#### PROBLEM REQUIREMENTS:
Would you repeat the lines from the one with "Read the values" through the final line, both included, and nothing else? No pictures belong in the copy.

[Dataset listings of figures]
┌──

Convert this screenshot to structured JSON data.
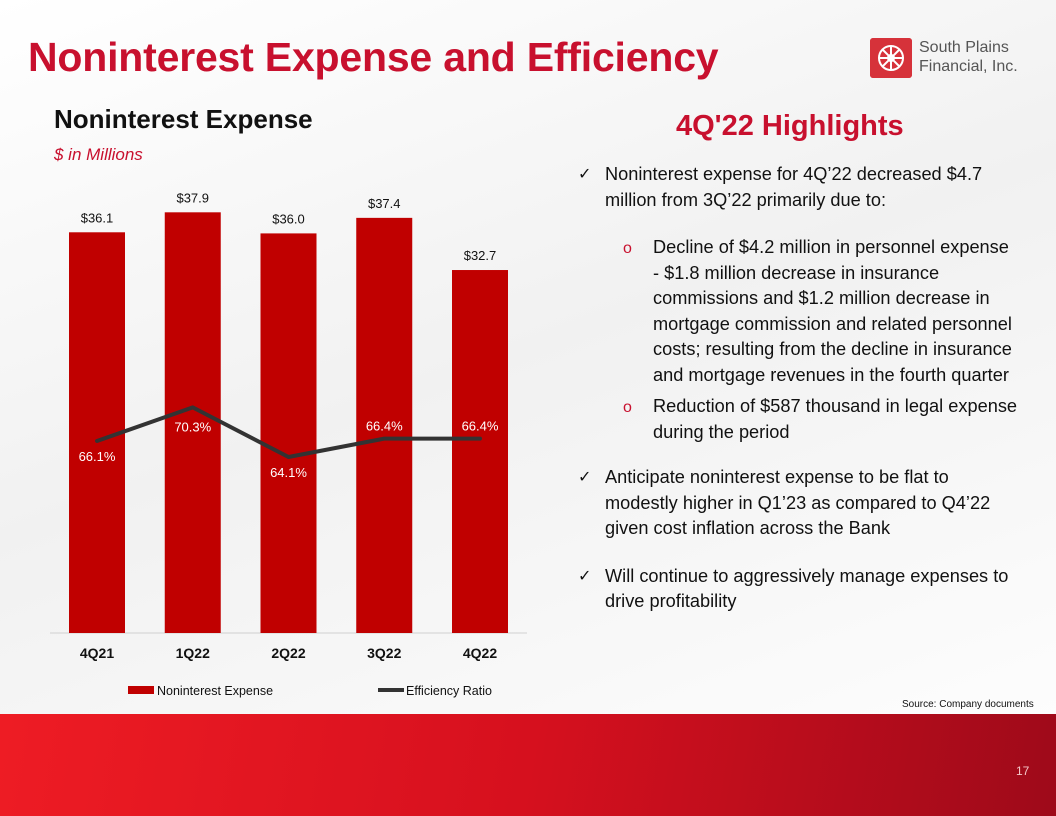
{
  "slide": {
    "title": "Noninterest Expense and Efficiency",
    "page_number": "17",
    "source": "Source: Company documents"
  },
  "logo": {
    "line1": "South Plains",
    "line2": "Financial, Inc."
  },
  "chart_header": {
    "title": "Noninterest Expense",
    "subtitle": "$ in Millions"
  },
  "chart_data": {
    "type": "bar",
    "categories": [
      "4Q21",
      "1Q22",
      "2Q22",
      "3Q22",
      "4Q22"
    ],
    "series": [
      {
        "name": "Noninterest Expense",
        "type": "bar",
        "values": [
          36.1,
          37.9,
          36.0,
          37.4,
          32.7
        ],
        "labels": [
          "$36.1",
          "$37.9",
          "$36.0",
          "$37.4",
          "$32.7"
        ],
        "color": "#c00000"
      },
      {
        "name": "Efficiency Ratio",
        "type": "line",
        "values": [
          66.1,
          70.3,
          64.1,
          66.4,
          66.4
        ],
        "labels": [
          "66.1%",
          "70.3%",
          "64.1%",
          "66.4%",
          "66.4%"
        ],
        "color": "#333333"
      }
    ],
    "legend_position": "bottom",
    "grid": false
  },
  "highlights": {
    "title": "4Q'22 Highlights",
    "items": [
      {
        "text": "Noninterest expense for 4Q’22 decreased $4.7 million from 3Q’22 primarily due to:",
        "subitems": [
          "Decline of $4.2 million in personnel expense - $1.8 million decrease in insurance commissions and $1.2 million decrease in mortgage commission and related personnel costs; resulting from the decline in insurance and mortgage revenues in the fourth quarter",
          "Reduction of $587 thousand in legal expense during the period"
        ]
      },
      {
        "text": "Anticipate noninterest expense to be flat to modestly higher in Q1’23 as compared to Q4’22 given cost inflation across the Bank",
        "subitems": []
      },
      {
        "text": "Will continue to aggressively manage expenses to drive profitability",
        "subitems": []
      }
    ]
  }
}
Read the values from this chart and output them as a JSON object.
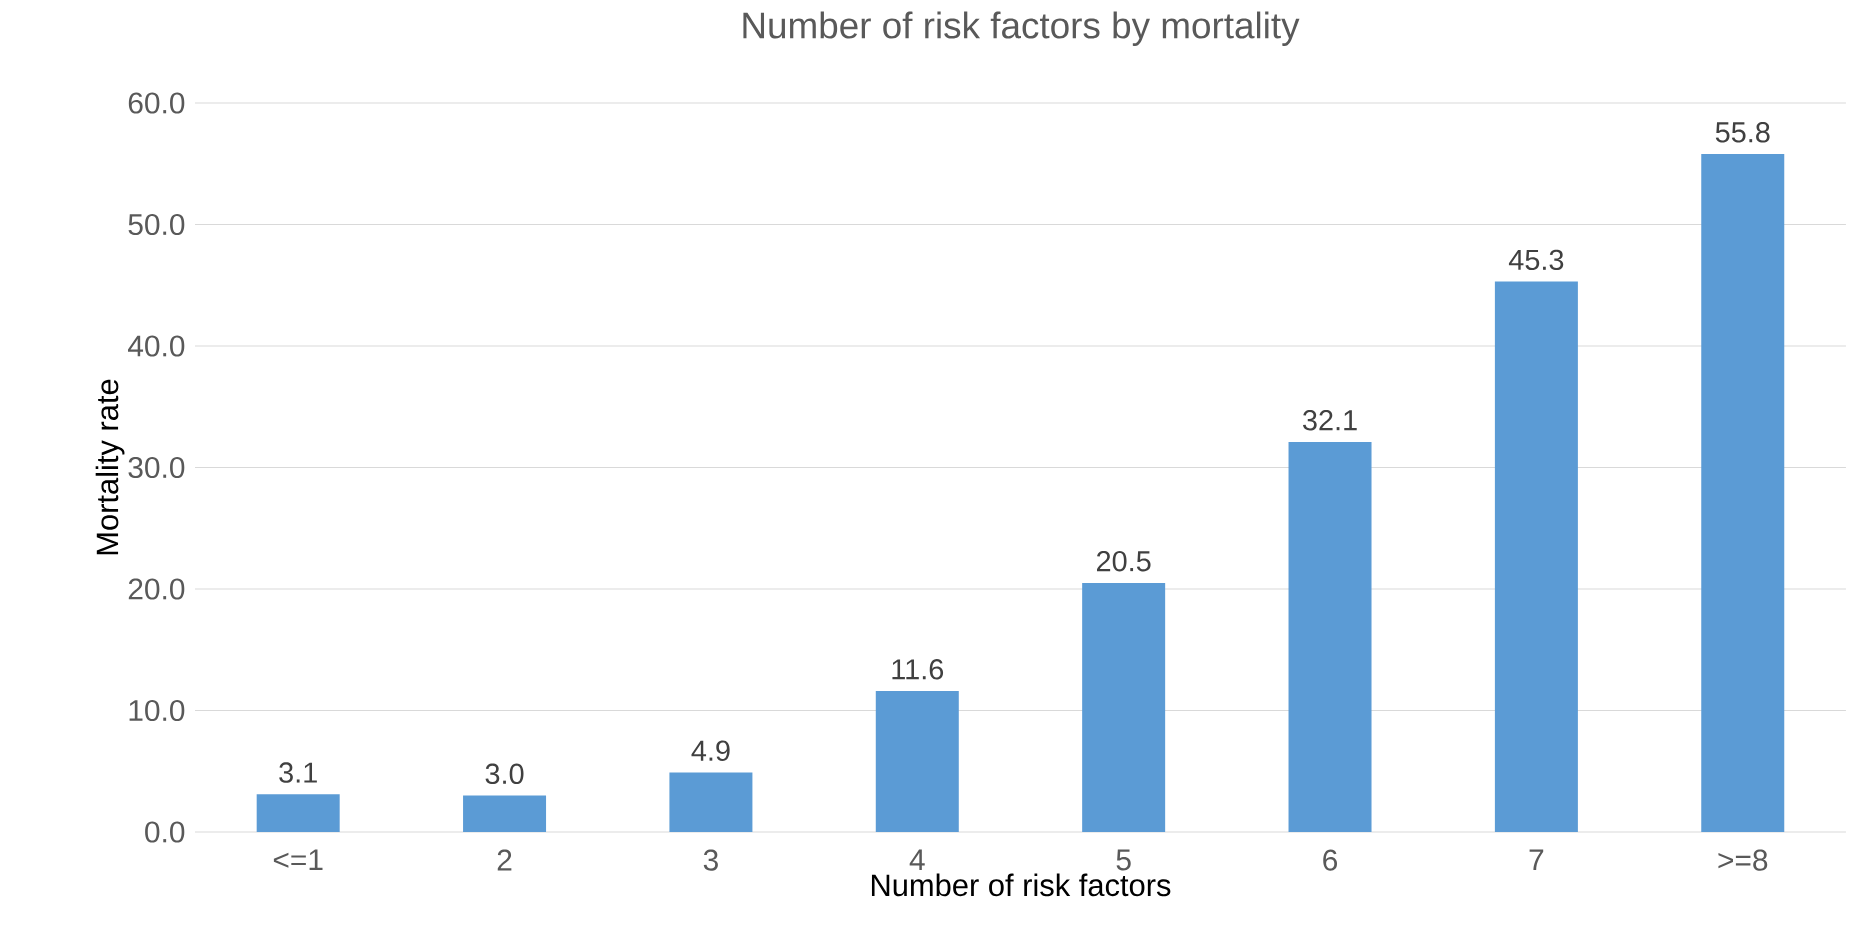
{
  "chart_data": {
    "type": "bar",
    "title": "Number of risk factors by mortality",
    "xlabel": "Number of risk factors",
    "ylabel": "Mortality rate",
    "categories": [
      "<=1",
      "2",
      "3",
      "4",
      "5",
      "6",
      "7",
      ">=8"
    ],
    "values": [
      3.1,
      3.0,
      4.9,
      11.6,
      20.5,
      32.1,
      45.3,
      55.8
    ],
    "value_labels": [
      "3.1",
      "3.0",
      "4.9",
      "11.6",
      "20.5",
      "32.1",
      "45.3",
      "55.8"
    ],
    "color": "#5b9bd5",
    "ylim": [
      0,
      60
    ],
    "yticks": [
      {
        "value": 0,
        "label": "0.0"
      },
      {
        "value": 10,
        "label": "10.0"
      },
      {
        "value": 20,
        "label": "20.0"
      },
      {
        "value": 30,
        "label": "30.0"
      },
      {
        "value": 40,
        "label": "40.0"
      },
      {
        "value": 50,
        "label": "50.0"
      },
      {
        "value": 60,
        "label": "60.0"
      }
    ],
    "grid": "y"
  }
}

└──

#### OUTPUT OF THE TASK:
Read the values from this chart and output them as a JSON object.
{
  "chart_data": {
    "type": "bar",
    "title": "Number of risk factors by mortality",
    "xlabel": "Number of risk factors",
    "ylabel": "Mortality rate",
    "categories": [
      "<=1",
      "2",
      "3",
      "4",
      "5",
      "6",
      "7",
      ">=8"
    ],
    "values": [
      3.1,
      3.0,
      4.9,
      11.6,
      20.5,
      32.1,
      45.3,
      55.8
    ],
    "value_labels": [
      "3.1",
      "3.0",
      "4.9",
      "11.6",
      "20.5",
      "32.1",
      "45.3",
      "55.8"
    ],
    "color": "#5b9bd5",
    "ylim": [
      0,
      60
    ],
    "yticks": [
      {
        "value": 0,
        "label": "0.0"
      },
      {
        "value": 10,
        "label": "10.0"
      },
      {
        "value": 20,
        "label": "20.0"
      },
      {
        "value": 30,
        "label": "30.0"
      },
      {
        "value": 40,
        "label": "40.0"
      },
      {
        "value": 50,
        "label": "50.0"
      },
      {
        "value": 60,
        "label": "60.0"
      }
    ],
    "grid": "y"
  }
}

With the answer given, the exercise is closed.